_Exercise goal_
Omit the pictures, then reproduce every remaining record exactly.

[Data excerpts]
········
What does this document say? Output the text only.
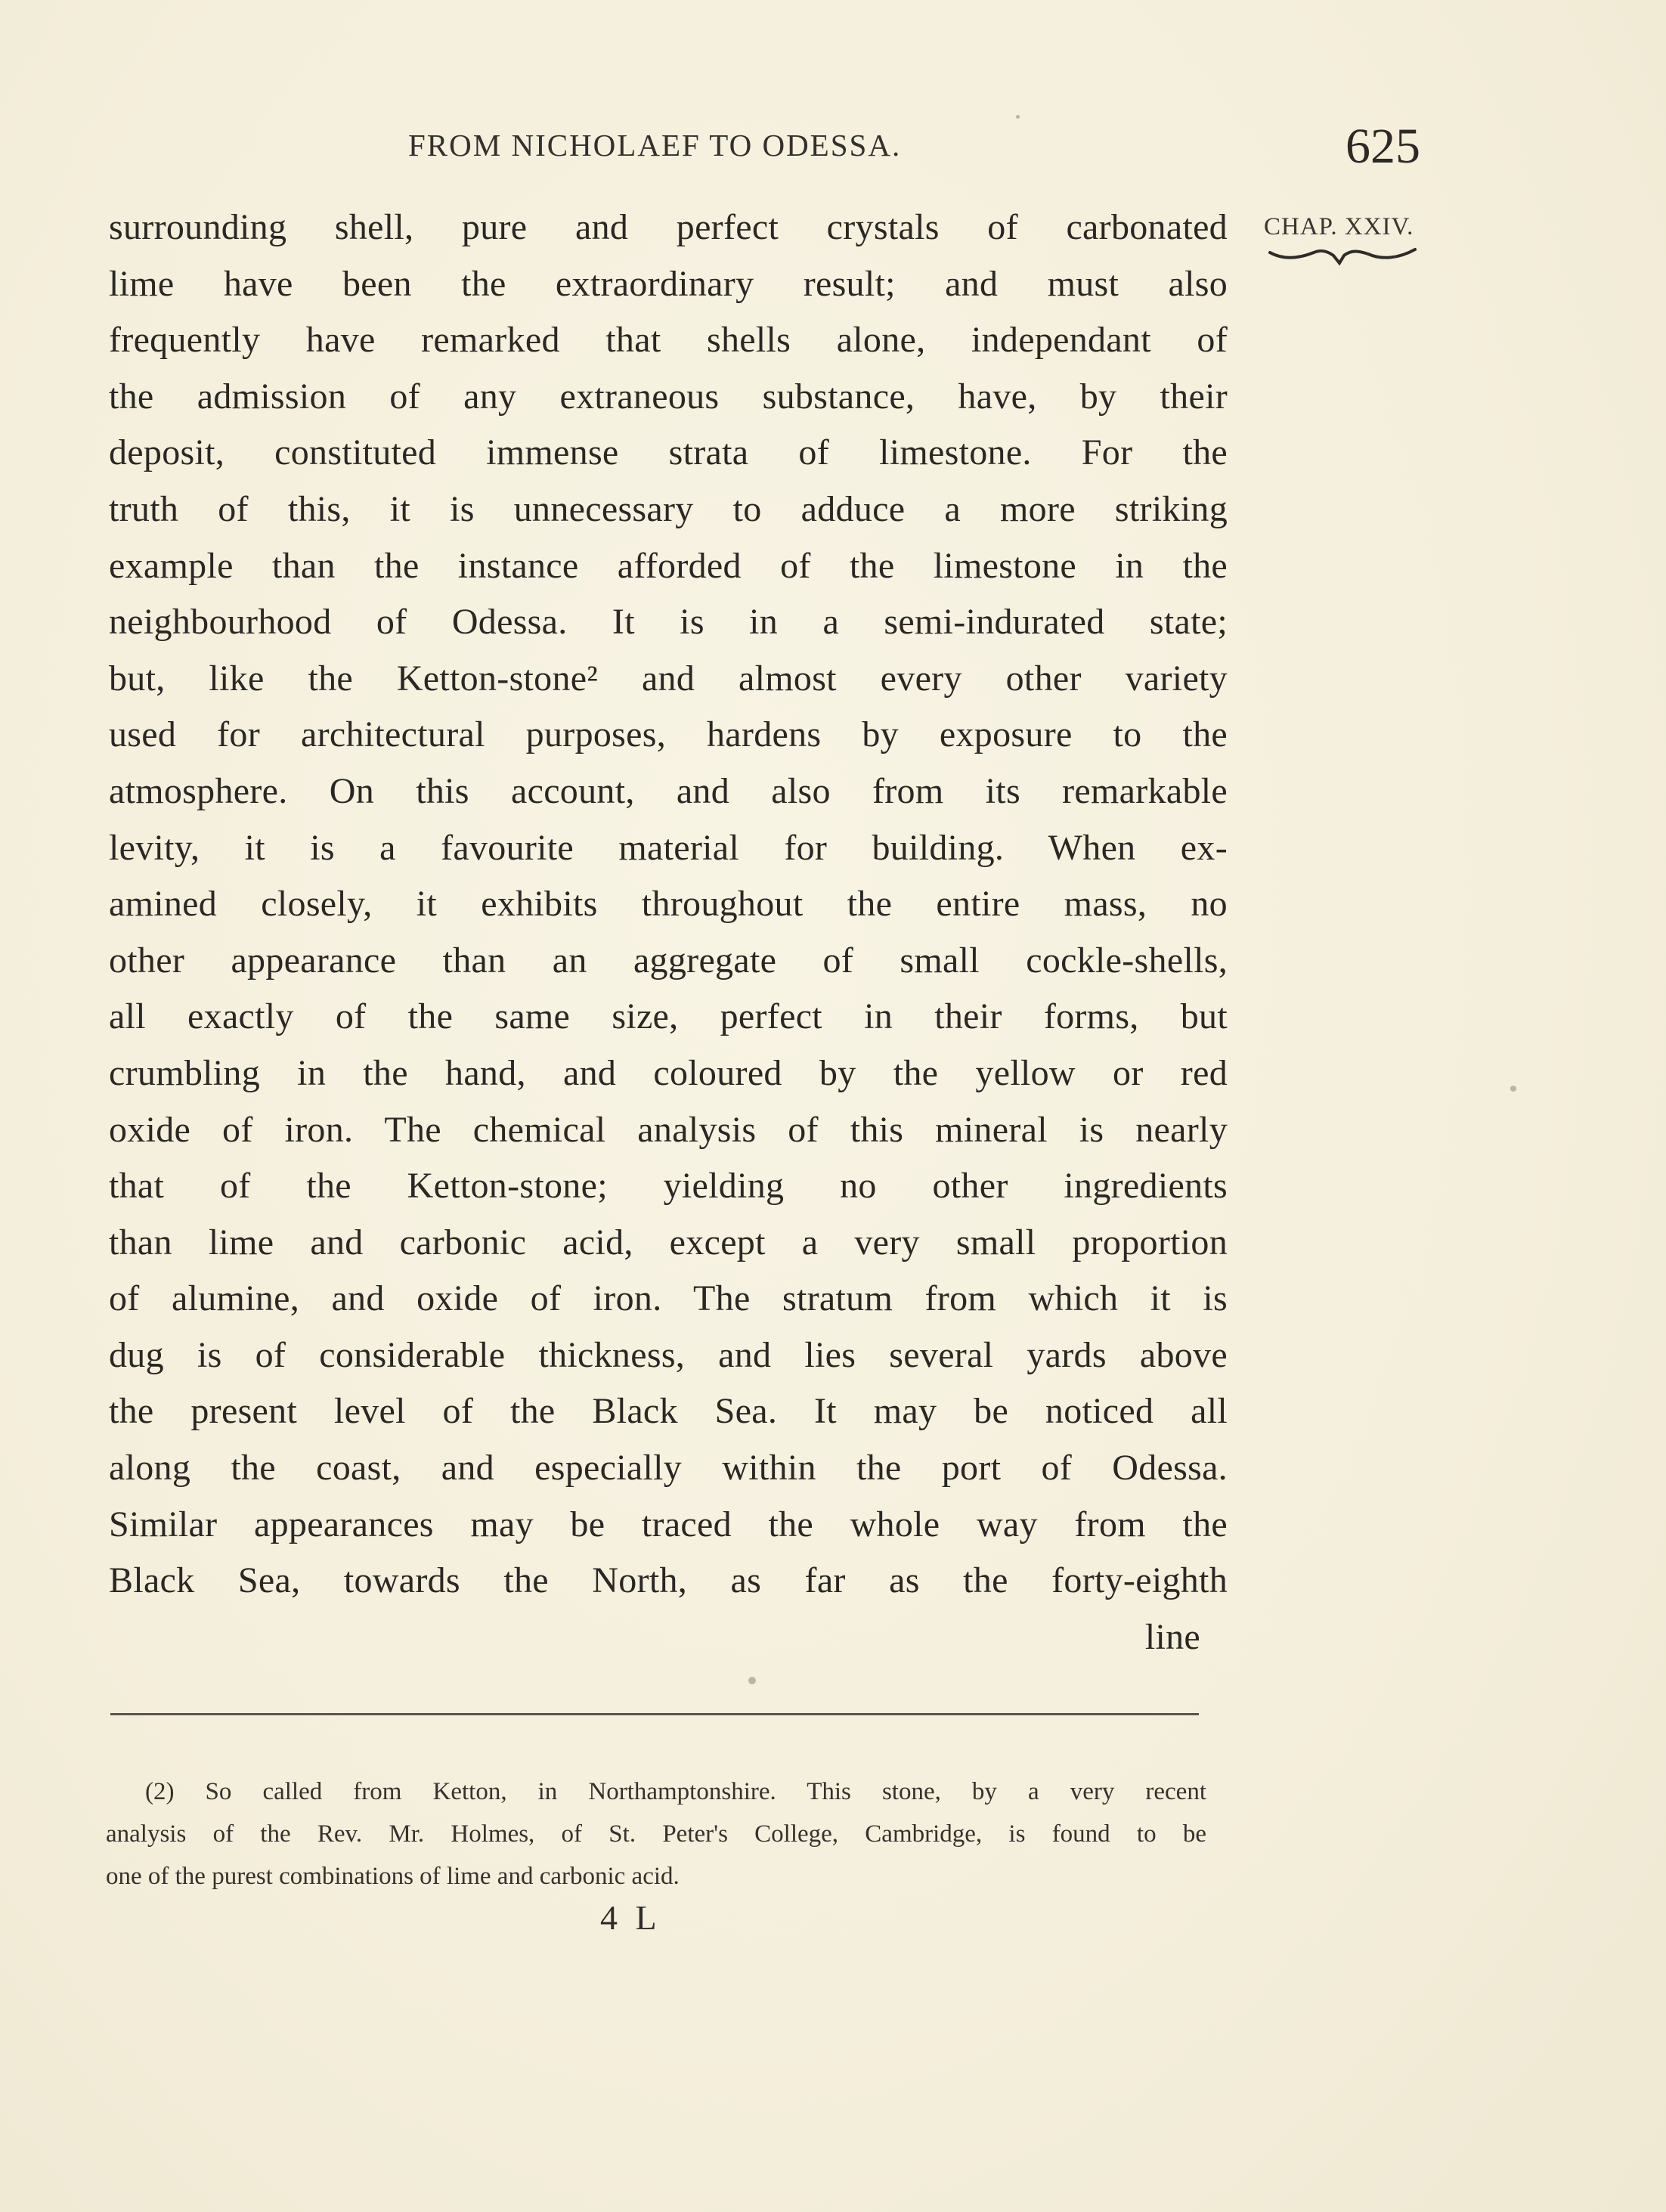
FROM NICHOLAEF TO ODESSA.	625
CHAP. XXIV.
surrounding shell, pure and perfect crystals of carbonated
lime have been the extraordinary result; and must also
frequently have remarked that shells alone, independant of
the admission of any extraneous substance, have, by their
deposit, constituted immense strata of limestone. For the
truth of this, it is unnecessary to adduce a more striking
example than the instance afforded of the limestone in the
neighbourhood of Odessa. It is in a semi-indurated state;
but, like the Ketton-stone² and almost every other variety
used for architectural purposes, hardens by exposure to the
atmosphere. On this account, and also from its remarkable
levity, it is a favourite material for building. When ex-
amined closely, it exhibits throughout the entire mass, no
other appearance than an aggregate of small cockle-shells,
all exactly of the same size, perfect in their forms, but
crumbling in the hand, and coloured by the yellow or red
oxide of iron. The chemical analysis of this mineral is nearly
that of the Ketton-stone; yielding no other ingredients
than lime and carbonic acid, except a very small proportion
of alumine, and oxide of iron. The stratum from which it is
dug is of considerable thickness, and lies several yards above
the present level of the Black Sea. It may be noticed all
along the coast, and especially within the port of Odessa.
Similar appearances may be traced the whole way from the
Black Sea, towards the North, as far as the forty-eighth
line
(2) So called from Ketton, in Northamptonshire. This stone, by a very recent
analysis of the Rev. Mr. Holmes, of St. Peter's College, Cambridge, is found to be
one of the purest combinations of lime and carbonic acid.
4 L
········
_Correct output_
What does this document say? Output the text only.
FROM NICHOLAEF TO ODESSA.	625
CHAP. XXIV.
surrounding shell, pure and perfect crystals of carbonated
lime have been the extraordinary result; and must also
frequently have remarked that shells alone, independant of
the admission of any extraneous substance, have, by their
deposit, constituted immense strata of limestone. For the
truth of this, it is unnecessary to adduce a more striking
example than the instance afforded of the limestone in the
neighbourhood of Odessa. It is in a semi-indurated state;
but, like the Ketton-stone² and almost every other variety
used for architectural purposes, hardens by exposure to the
atmosphere. On this account, and also from its remarkable
levity, it is a favourite material for building. When ex-
amined closely, it exhibits throughout the entire mass, no
other appearance than an aggregate of small cockle-shells,
all exactly of the same size, perfect in their forms, but
crumbling in the hand, and coloured by the yellow or red
oxide of iron. The chemical analysis of this mineral is nearly
that of the Ketton-stone; yielding no other ingredients
than lime and carbonic acid, except a very small proportion
of alumine, and oxide of iron. The stratum from which it is
dug is of considerable thickness, and lies several yards above
the present level of the Black Sea. It may be noticed all
along the coast, and especially within the port of Odessa.
Similar appearances may be traced the whole way from the
Black Sea, towards the North, as far as the forty-eighth
line
(2) So called from Ketton, in Northamptonshire. This stone, by a very recent
analysis of the Rev. Mr. Holmes, of St. Peter's College, Cambridge, is found to be
one of the purest combinations of lime and carbonic acid.
4 L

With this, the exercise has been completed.